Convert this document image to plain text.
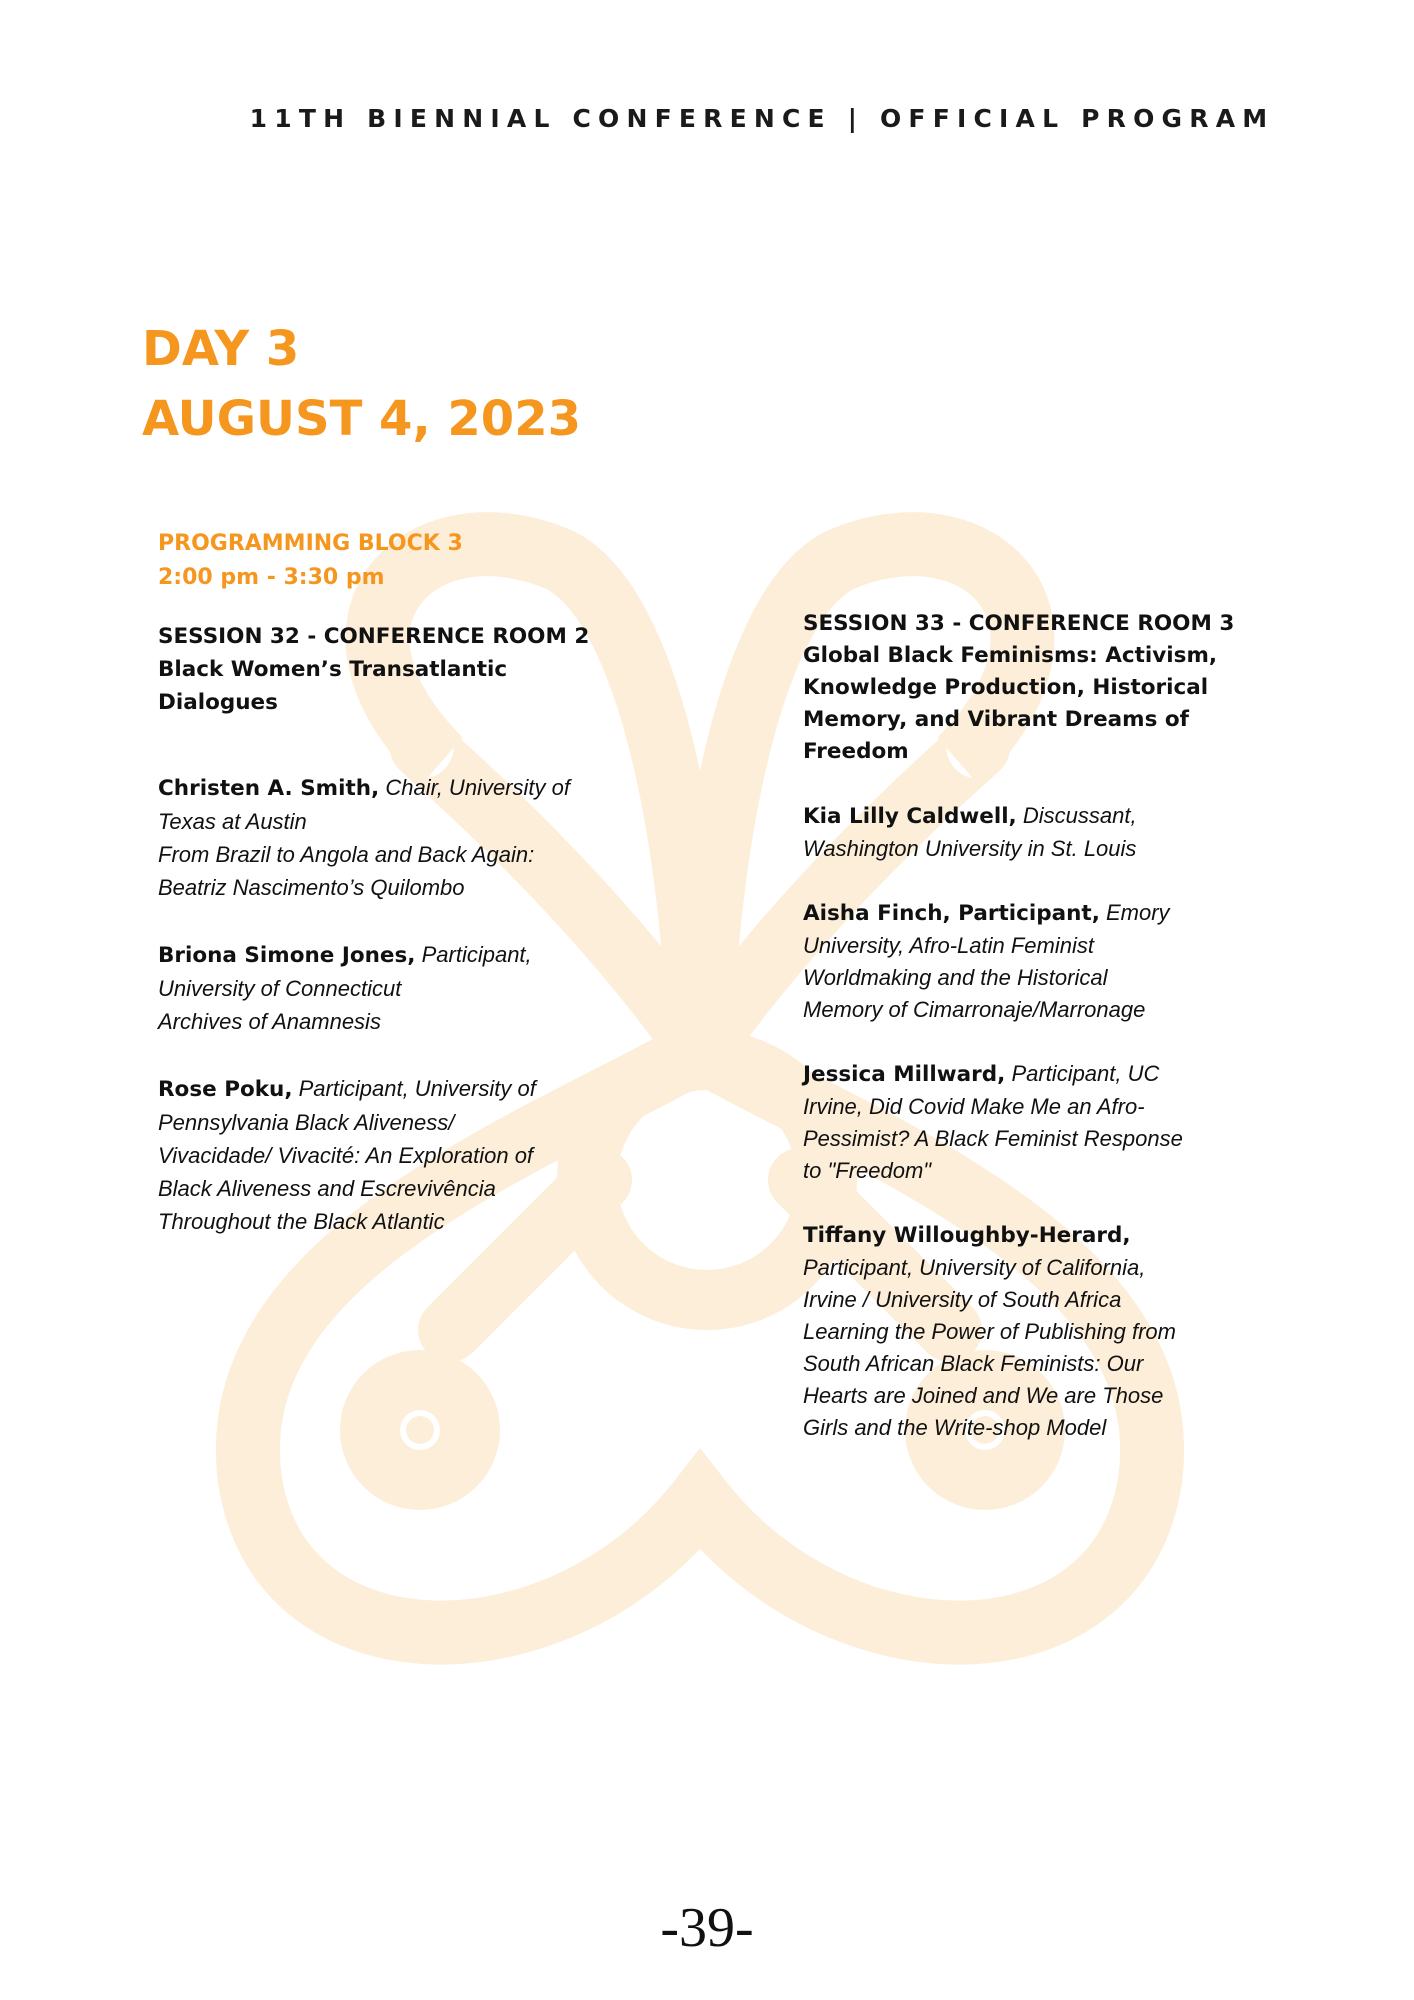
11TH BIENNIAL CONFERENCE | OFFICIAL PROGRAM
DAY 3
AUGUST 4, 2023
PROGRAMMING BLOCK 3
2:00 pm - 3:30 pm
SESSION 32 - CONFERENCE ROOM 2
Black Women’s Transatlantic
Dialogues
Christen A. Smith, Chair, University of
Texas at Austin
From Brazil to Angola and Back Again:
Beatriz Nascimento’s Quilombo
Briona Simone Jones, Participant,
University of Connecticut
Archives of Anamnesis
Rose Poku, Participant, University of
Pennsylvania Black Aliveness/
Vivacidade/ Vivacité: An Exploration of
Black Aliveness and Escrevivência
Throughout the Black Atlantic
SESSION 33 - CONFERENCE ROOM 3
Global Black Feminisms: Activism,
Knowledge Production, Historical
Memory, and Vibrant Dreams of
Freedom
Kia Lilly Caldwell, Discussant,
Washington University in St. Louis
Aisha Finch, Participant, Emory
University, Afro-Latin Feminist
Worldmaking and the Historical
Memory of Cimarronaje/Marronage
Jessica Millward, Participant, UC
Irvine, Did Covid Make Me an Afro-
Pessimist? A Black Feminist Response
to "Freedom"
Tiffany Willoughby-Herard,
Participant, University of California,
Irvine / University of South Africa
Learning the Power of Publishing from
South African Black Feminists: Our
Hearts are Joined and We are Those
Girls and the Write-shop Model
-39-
_ _ _ _ _ _ _
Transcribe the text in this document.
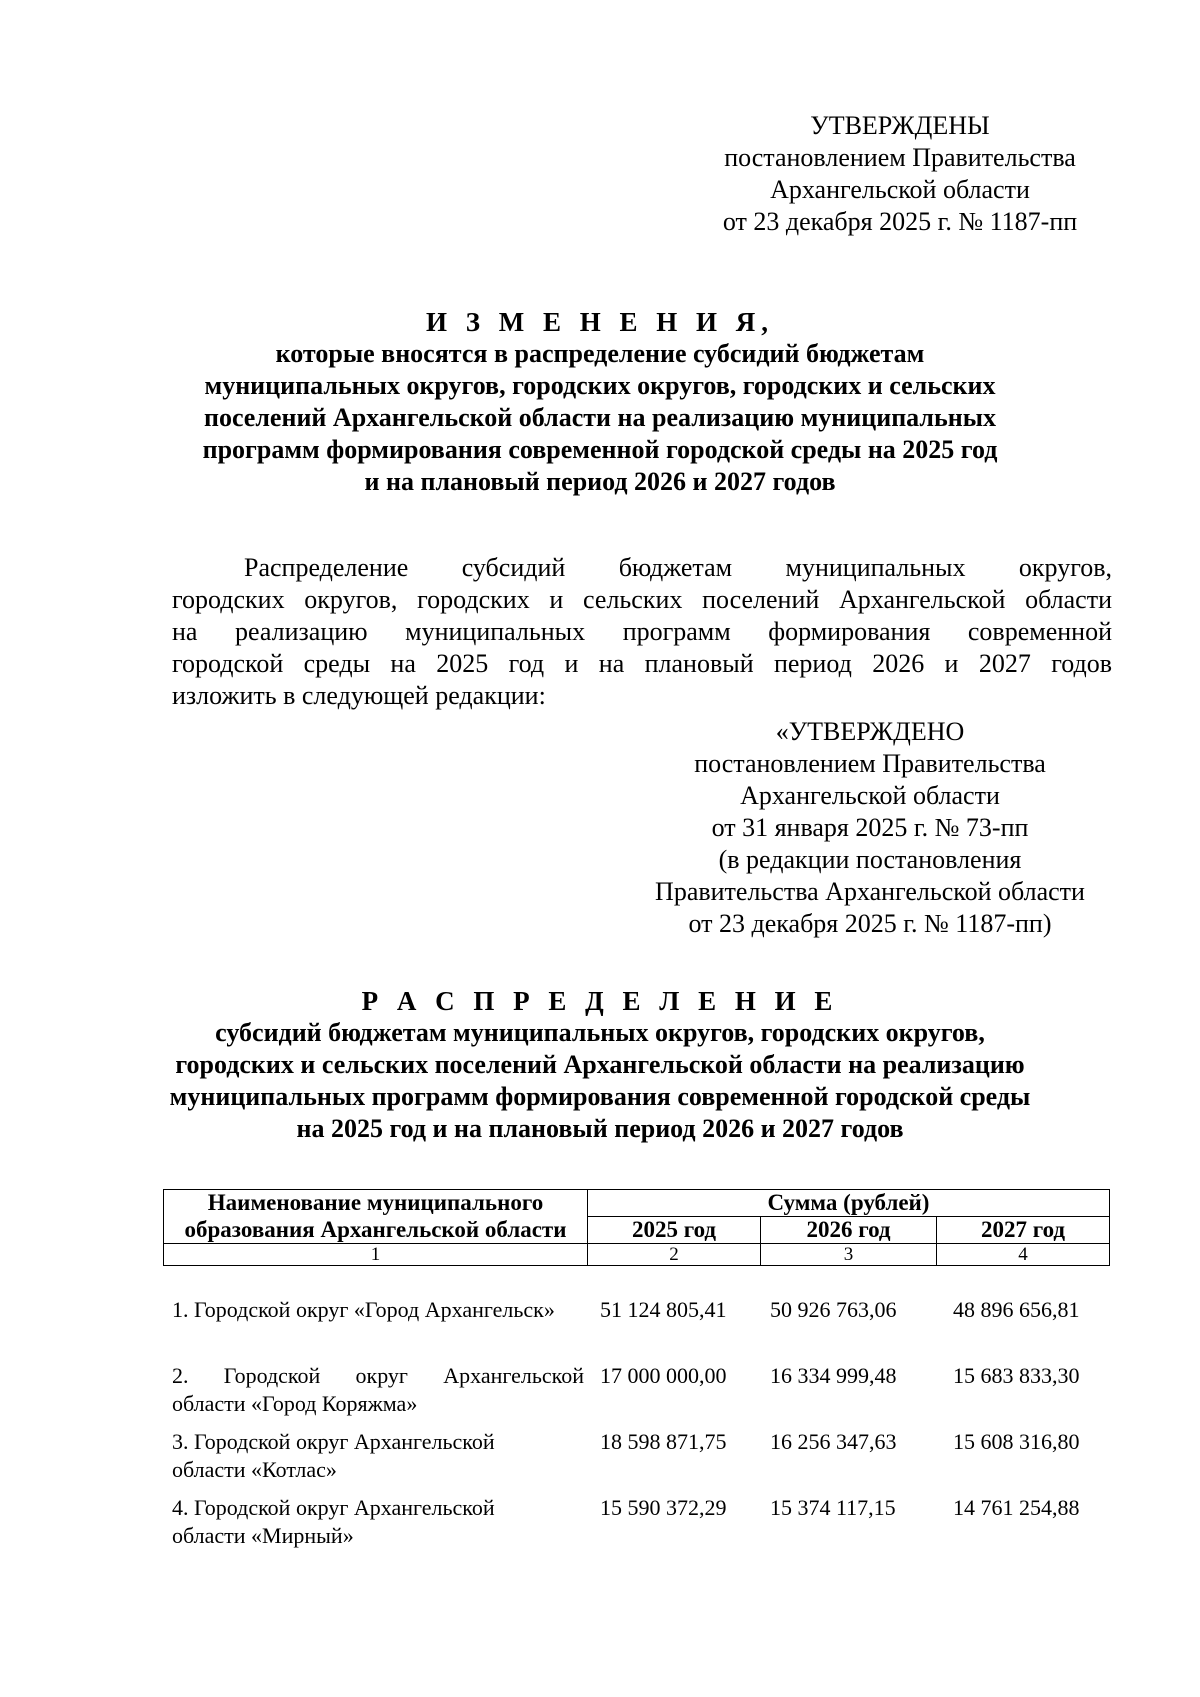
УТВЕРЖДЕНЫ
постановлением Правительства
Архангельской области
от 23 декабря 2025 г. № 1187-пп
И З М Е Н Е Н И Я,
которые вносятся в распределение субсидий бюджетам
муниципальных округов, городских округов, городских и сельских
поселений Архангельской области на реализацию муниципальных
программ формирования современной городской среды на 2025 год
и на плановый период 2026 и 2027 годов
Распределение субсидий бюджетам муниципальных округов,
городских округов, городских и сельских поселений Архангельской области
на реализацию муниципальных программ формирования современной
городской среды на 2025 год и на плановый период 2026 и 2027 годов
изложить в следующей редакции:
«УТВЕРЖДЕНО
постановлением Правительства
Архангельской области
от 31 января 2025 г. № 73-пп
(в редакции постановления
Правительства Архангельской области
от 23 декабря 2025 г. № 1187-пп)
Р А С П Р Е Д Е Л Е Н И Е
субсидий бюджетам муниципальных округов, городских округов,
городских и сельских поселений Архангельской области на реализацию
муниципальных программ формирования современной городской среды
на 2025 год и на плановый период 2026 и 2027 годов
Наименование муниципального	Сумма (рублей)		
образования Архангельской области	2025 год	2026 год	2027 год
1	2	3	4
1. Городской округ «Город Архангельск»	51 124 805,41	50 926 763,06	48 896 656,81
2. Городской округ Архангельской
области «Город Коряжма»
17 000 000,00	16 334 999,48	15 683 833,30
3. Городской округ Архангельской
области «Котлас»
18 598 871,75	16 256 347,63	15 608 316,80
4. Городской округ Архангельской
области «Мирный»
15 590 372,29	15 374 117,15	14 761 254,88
_ _ _ _ _ _ _
## Task to complete
Write out every line of the data that holds the word "формирования".

## Result below
программ формирования современной городской среды на 2025 год
на реализацию муниципальных программ формирования современной
муниципальных программ формирования современной городской среды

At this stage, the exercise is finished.